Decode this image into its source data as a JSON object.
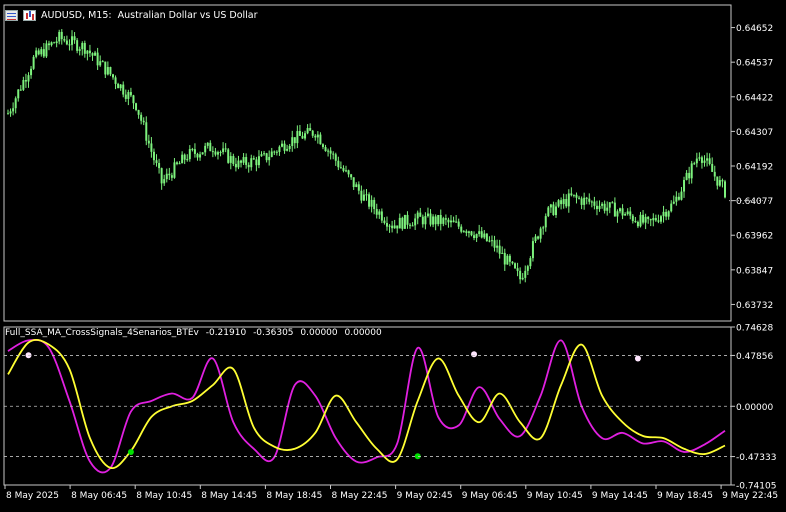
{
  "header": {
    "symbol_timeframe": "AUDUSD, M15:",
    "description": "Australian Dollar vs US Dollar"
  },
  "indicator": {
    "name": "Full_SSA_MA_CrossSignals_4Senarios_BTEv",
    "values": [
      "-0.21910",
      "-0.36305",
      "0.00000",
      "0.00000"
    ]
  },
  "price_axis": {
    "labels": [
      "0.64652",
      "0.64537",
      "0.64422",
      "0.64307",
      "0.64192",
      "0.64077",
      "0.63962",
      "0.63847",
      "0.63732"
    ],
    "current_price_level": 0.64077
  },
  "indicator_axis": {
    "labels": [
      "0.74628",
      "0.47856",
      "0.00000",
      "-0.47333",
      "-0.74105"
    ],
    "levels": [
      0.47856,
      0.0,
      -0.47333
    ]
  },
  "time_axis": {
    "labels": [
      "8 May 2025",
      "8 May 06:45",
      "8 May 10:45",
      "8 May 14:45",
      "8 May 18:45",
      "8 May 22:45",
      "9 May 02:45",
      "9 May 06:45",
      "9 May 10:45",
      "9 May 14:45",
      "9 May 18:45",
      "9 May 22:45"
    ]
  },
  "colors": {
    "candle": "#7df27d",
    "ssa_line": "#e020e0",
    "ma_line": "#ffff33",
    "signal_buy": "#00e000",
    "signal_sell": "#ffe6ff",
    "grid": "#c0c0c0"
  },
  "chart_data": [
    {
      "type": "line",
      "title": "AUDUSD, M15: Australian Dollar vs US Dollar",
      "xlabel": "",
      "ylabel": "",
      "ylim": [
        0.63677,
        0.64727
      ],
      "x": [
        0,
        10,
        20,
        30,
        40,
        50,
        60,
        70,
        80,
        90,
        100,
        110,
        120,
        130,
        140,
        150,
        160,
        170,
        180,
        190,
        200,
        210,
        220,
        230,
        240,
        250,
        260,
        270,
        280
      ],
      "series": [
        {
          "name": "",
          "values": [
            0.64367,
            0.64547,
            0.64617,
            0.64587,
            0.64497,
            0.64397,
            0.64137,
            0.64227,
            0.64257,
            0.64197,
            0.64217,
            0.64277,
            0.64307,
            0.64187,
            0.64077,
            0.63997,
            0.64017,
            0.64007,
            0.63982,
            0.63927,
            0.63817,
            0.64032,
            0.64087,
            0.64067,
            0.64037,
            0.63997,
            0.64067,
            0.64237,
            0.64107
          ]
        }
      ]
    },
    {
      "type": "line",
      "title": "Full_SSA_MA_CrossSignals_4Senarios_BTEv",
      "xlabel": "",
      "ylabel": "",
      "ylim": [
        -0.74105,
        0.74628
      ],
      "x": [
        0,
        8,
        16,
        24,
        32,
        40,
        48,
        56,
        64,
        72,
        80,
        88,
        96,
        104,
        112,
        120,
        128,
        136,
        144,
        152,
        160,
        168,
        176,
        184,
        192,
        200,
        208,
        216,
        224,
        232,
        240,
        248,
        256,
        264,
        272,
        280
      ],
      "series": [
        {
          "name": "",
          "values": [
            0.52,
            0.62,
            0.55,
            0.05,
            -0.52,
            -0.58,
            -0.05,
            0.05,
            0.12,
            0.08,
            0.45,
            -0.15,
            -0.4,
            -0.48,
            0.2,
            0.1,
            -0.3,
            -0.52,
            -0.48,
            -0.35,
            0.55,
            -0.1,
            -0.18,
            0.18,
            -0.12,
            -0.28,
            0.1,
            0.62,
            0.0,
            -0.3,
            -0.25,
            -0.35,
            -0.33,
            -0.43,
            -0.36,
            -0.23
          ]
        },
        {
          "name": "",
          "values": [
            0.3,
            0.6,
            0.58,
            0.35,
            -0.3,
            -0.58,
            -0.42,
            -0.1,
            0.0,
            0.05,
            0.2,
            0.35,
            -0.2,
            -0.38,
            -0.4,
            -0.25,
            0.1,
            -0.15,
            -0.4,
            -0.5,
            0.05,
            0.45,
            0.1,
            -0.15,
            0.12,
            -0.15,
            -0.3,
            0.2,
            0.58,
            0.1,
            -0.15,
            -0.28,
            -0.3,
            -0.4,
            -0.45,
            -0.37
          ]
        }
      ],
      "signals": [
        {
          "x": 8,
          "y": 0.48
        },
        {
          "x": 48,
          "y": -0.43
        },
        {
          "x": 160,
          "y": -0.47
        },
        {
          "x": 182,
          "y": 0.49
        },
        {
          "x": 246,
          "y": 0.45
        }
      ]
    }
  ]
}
--
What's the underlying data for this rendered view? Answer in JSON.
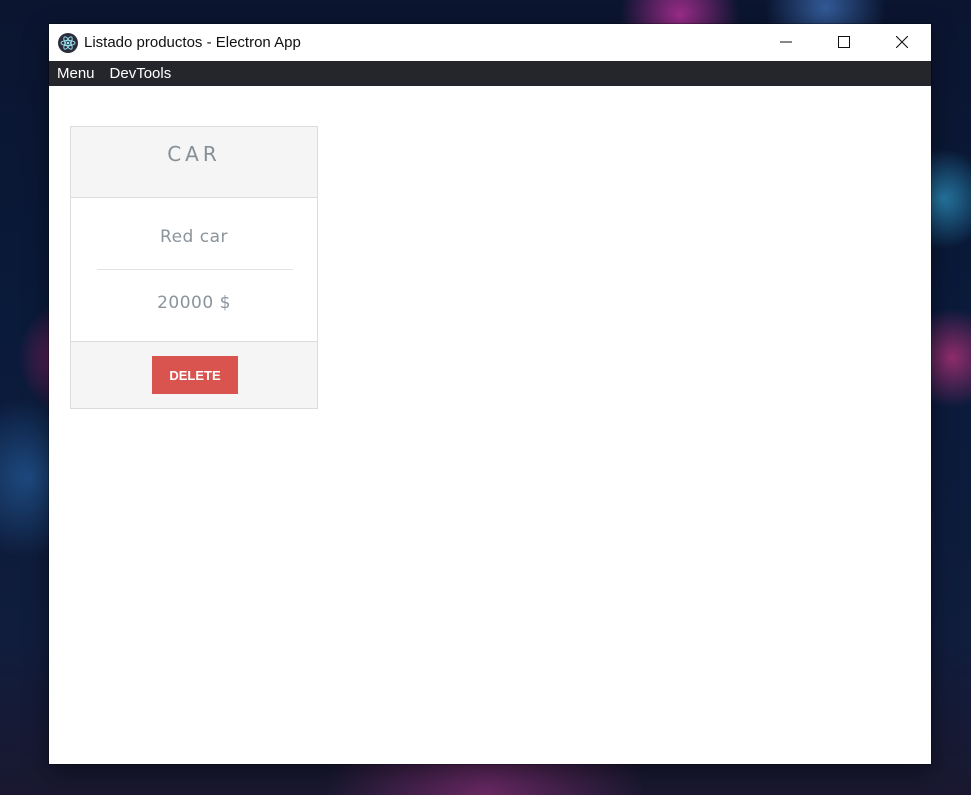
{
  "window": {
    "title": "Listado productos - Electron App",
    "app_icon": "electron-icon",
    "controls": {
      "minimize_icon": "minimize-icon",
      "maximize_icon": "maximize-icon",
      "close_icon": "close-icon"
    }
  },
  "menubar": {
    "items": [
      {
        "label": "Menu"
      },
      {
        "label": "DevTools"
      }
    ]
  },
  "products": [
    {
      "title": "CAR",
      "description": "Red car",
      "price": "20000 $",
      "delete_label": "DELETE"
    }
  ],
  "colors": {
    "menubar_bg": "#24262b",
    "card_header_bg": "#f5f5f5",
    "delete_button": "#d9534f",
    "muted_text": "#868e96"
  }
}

◆ Given problem: Copy each line of the listing in which the word "title" can be found.

◆ Answer to this task:
      "title": "AUDUSD, M15: Australian Dollar vs US Dollar",
      "title": "Full_SSA_MA_CrossSignals_4Senarios_BTEv",
    "title": "Listado productos - Electron App",
      "title": "CAR",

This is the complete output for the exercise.